## Start

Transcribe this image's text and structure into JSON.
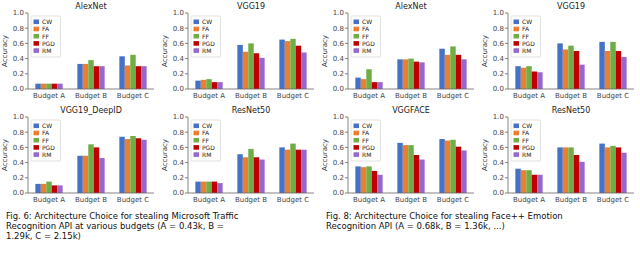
{
  "chart_data": [
    {
      "type": "bar",
      "title": "AlexNet",
      "categories": [
        "Budget A",
        "Budget B",
        "Budget C"
      ],
      "series": [
        {
          "name": "CW",
          "color": "#4472c4",
          "values": [
            0.07,
            0.33,
            0.43
          ]
        },
        {
          "name": "FA",
          "color": "#ed7d31",
          "values": [
            0.07,
            0.33,
            0.31
          ]
        },
        {
          "name": "FF",
          "color": "#70ad47",
          "values": [
            0.07,
            0.38,
            0.45
          ]
        },
        {
          "name": "PGD",
          "color": "#c00000",
          "values": [
            0.07,
            0.3,
            0.3
          ]
        },
        {
          "name": "RM",
          "color": "#9966cc",
          "values": [
            0.07,
            0.3,
            0.3
          ]
        }
      ],
      "y_label": "Accuracy",
      "ylim": [
        0.0,
        1.0
      ],
      "yticks": [
        {
          "value": 0.0,
          "label": "0.0"
        },
        0.2,
        0.4,
        0.6,
        0.8,
        {
          "value": 1.0,
          "label": "1.0"
        }
      ],
      "legend": "upper left"
    },
    {
      "type": "bar",
      "title": "VGG19",
      "categories": [
        "Budget A",
        "Budget B",
        "Budget C"
      ],
      "series": [
        {
          "name": "CW",
          "color": "#4472c4",
          "values": [
            0.11,
            0.58,
            0.65
          ]
        },
        {
          "name": "FA",
          "color": "#ed7d31",
          "values": [
            0.12,
            0.49,
            0.63
          ]
        },
        {
          "name": "FF",
          "color": "#70ad47",
          "values": [
            0.13,
            0.6,
            0.66
          ]
        },
        {
          "name": "PGD",
          "color": "#c00000",
          "values": [
            0.09,
            0.47,
            0.57
          ]
        },
        {
          "name": "RM",
          "color": "#9966cc",
          "values": [
            0.09,
            0.41,
            0.48
          ]
        }
      ],
      "y_label": "Accuracy",
      "ylim": [
        0.0,
        1.0
      ],
      "yticks": [
        {
          "value": 0.0,
          "label": "0.0"
        },
        0.2,
        0.4,
        0.6,
        0.8,
        {
          "value": 1.0,
          "label": "1.0"
        }
      ],
      "legend": "upper left"
    },
    {
      "type": "bar",
      "title": "VGG19_DeepID",
      "categories": [
        "Budget A",
        "Budget B",
        "Budget C"
      ],
      "series": [
        {
          "name": "CW",
          "color": "#4472c4",
          "values": [
            0.12,
            0.49,
            0.74
          ]
        },
        {
          "name": "FA",
          "color": "#ed7d31",
          "values": [
            0.12,
            0.49,
            0.71
          ]
        },
        {
          "name": "FF",
          "color": "#70ad47",
          "values": [
            0.15,
            0.64,
            0.75
          ]
        },
        {
          "name": "PGD",
          "color": "#c00000",
          "values": [
            0.1,
            0.6,
            0.72
          ]
        },
        {
          "name": "RM",
          "color": "#9966cc",
          "values": [
            0.1,
            0.46,
            0.7
          ]
        }
      ],
      "y_label": "Accuracy",
      "ylim": [
        0.0,
        1.0
      ],
      "yticks": [
        {
          "value": 0.0,
          "label": "0.0"
        },
        0.2,
        0.4,
        0.6,
        0.8,
        {
          "value": 1.0,
          "label": "1.0"
        }
      ],
      "legend": "upper left"
    },
    {
      "type": "bar",
      "title": "ResNet50",
      "categories": [
        "Budget A",
        "Budget B",
        "Budget C"
      ],
      "series": [
        {
          "name": "CW",
          "color": "#4472c4",
          "values": [
            0.15,
            0.51,
            0.6
          ]
        },
        {
          "name": "FA",
          "color": "#ed7d31",
          "values": [
            0.15,
            0.47,
            0.57
          ]
        },
        {
          "name": "FF",
          "color": "#70ad47",
          "values": [
            0.15,
            0.58,
            0.65
          ]
        },
        {
          "name": "PGD",
          "color": "#c00000",
          "values": [
            0.15,
            0.47,
            0.57
          ]
        },
        {
          "name": "RM",
          "color": "#9966cc",
          "values": [
            0.13,
            0.44,
            0.57
          ]
        }
      ],
      "y_label": "Accuracy",
      "ylim": [
        0.0,
        1.0
      ],
      "yticks": [
        {
          "value": 0.0,
          "label": "0.0"
        },
        0.2,
        0.4,
        0.6,
        0.8,
        {
          "value": 1.0,
          "label": "1.0"
        }
      ],
      "legend": "upper left"
    },
    {
      "type": "bar",
      "title": "AlexNet",
      "categories": [
        "Budget A",
        "Budget B",
        "Budget C"
      ],
      "series": [
        {
          "name": "CW",
          "color": "#4472c4",
          "values": [
            0.15,
            0.39,
            0.53
          ]
        },
        {
          "name": "FA",
          "color": "#ed7d31",
          "values": [
            0.13,
            0.39,
            0.45
          ]
        },
        {
          "name": "FF",
          "color": "#70ad47",
          "values": [
            0.26,
            0.4,
            0.56
          ]
        },
        {
          "name": "PGD",
          "color": "#c00000",
          "values": [
            0.09,
            0.36,
            0.45
          ]
        },
        {
          "name": "RM",
          "color": "#9966cc",
          "values": [
            0.09,
            0.35,
            0.39
          ]
        }
      ],
      "y_label": "Accuracy",
      "ylim": [
        0.0,
        1.0
      ],
      "yticks": [
        {
          "value": 0.0,
          "label": "0.0"
        },
        0.2,
        0.4,
        0.6,
        0.8,
        {
          "value": 1.0,
          "label": "1.0"
        }
      ],
      "legend": "upper left"
    },
    {
      "type": "bar",
      "title": "VGG19",
      "categories": [
        "Budget A",
        "Budget B",
        "Budget C"
      ],
      "series": [
        {
          "name": "CW",
          "color": "#4472c4",
          "values": [
            0.3,
            0.6,
            0.62
          ]
        },
        {
          "name": "FA",
          "color": "#ed7d31",
          "values": [
            0.28,
            0.52,
            0.5
          ]
        },
        {
          "name": "FF",
          "color": "#70ad47",
          "values": [
            0.3,
            0.57,
            0.62
          ]
        },
        {
          "name": "PGD",
          "color": "#c00000",
          "values": [
            0.23,
            0.5,
            0.5
          ]
        },
        {
          "name": "RM",
          "color": "#9966cc",
          "values": [
            0.22,
            0.32,
            0.42
          ]
        }
      ],
      "y_label": "Accuracy",
      "ylim": [
        0.0,
        1.0
      ],
      "yticks": [
        {
          "value": 0.0,
          "label": "0.0"
        },
        0.2,
        0.4,
        0.6,
        0.8,
        {
          "value": 1.0,
          "label": "1.0"
        }
      ],
      "legend": "upper left"
    },
    {
      "type": "bar",
      "title": "VGGFACE",
      "categories": [
        "Budget A",
        "Budget B",
        "Budget C"
      ],
      "series": [
        {
          "name": "CW",
          "color": "#4472c4",
          "values": [
            0.35,
            0.66,
            0.71
          ]
        },
        {
          "name": "FA",
          "color": "#ed7d31",
          "values": [
            0.34,
            0.63,
            0.69
          ]
        },
        {
          "name": "FF",
          "color": "#70ad47",
          "values": [
            0.35,
            0.63,
            0.7
          ]
        },
        {
          "name": "PGD",
          "color": "#c00000",
          "values": [
            0.29,
            0.5,
            0.61
          ]
        },
        {
          "name": "RM",
          "color": "#9966cc",
          "values": [
            0.24,
            0.44,
            0.56
          ]
        }
      ],
      "y_label": "Accuracy",
      "ylim": [
        0.0,
        1.0
      ],
      "yticks": [
        {
          "value": 0.0,
          "label": "0.0"
        },
        0.2,
        0.4,
        0.6,
        0.8,
        {
          "value": 1.0,
          "label": "1.0"
        }
      ],
      "legend": "upper left"
    },
    {
      "type": "bar",
      "title": "ResNet50",
      "categories": [
        "Budget A",
        "Budget B",
        "Budget C"
      ],
      "series": [
        {
          "name": "CW",
          "color": "#4472c4",
          "values": [
            0.32,
            0.6,
            0.65
          ]
        },
        {
          "name": "FA",
          "color": "#ed7d31",
          "values": [
            0.3,
            0.6,
            0.6
          ]
        },
        {
          "name": "FF",
          "color": "#70ad47",
          "values": [
            0.3,
            0.6,
            0.62
          ]
        },
        {
          "name": "PGD",
          "color": "#c00000",
          "values": [
            0.24,
            0.5,
            0.6
          ]
        },
        {
          "name": "RM",
          "color": "#9966cc",
          "values": [
            0.24,
            0.41,
            0.53
          ]
        }
      ],
      "y_label": "Accuracy",
      "ylim": [
        0.0,
        1.0
      ],
      "yticks": [
        {
          "value": 0.0,
          "label": "0.0"
        },
        0.2,
        0.4,
        0.6,
        0.8,
        {
          "value": 1.0,
          "label": "1.0"
        }
      ],
      "legend": "upper left"
    }
  ],
  "captions": [
    "Fig. 6: Architecture Choice for stealing Microsoft Traffic\nRecognition API at various budgets (A = 0.43k, B =\n1.29k, C = 2.15k)",
    "Fig. 8: Architecture Choice for stealing Face++ Emotion\nRecognition API (A = 0.68k, B = 1.36k, ...)"
  ]
}
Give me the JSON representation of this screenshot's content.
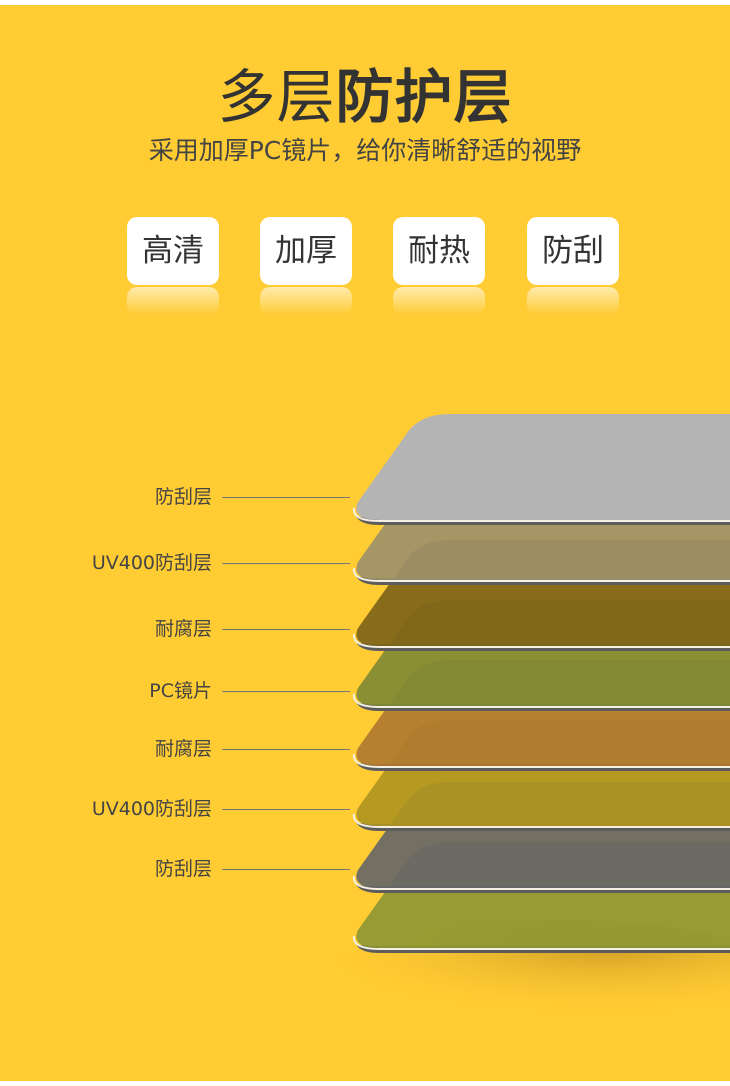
{
  "header": {
    "title_light": "多层",
    "title_bold": "防护层",
    "subtitle": "采用加厚PC镜片，给你清晰舒适的视野"
  },
  "badges": [
    "高清",
    "加厚",
    "耐热",
    "防刮"
  ],
  "layers": {
    "labels": [
      "防刮层",
      "UV400防刮层",
      "耐腐层",
      "PC镜片",
      "耐腐层",
      "UV400防刮层",
      "防刮层"
    ],
    "colors": [
      "#b4b4b4",
      "#9e9069",
      "#7f6418",
      "#808a34",
      "#b07a30",
      "#b0951f",
      "#676767",
      "#8f9733"
    ]
  },
  "colors": {
    "background": "#ffcc33",
    "badge": "#ffffff",
    "text": "#333333"
  }
}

## End

**WORK TO DO**
Work through the data and report how many of its lines hold the word "stealing", giving only the figure.

**SOLUTION**
2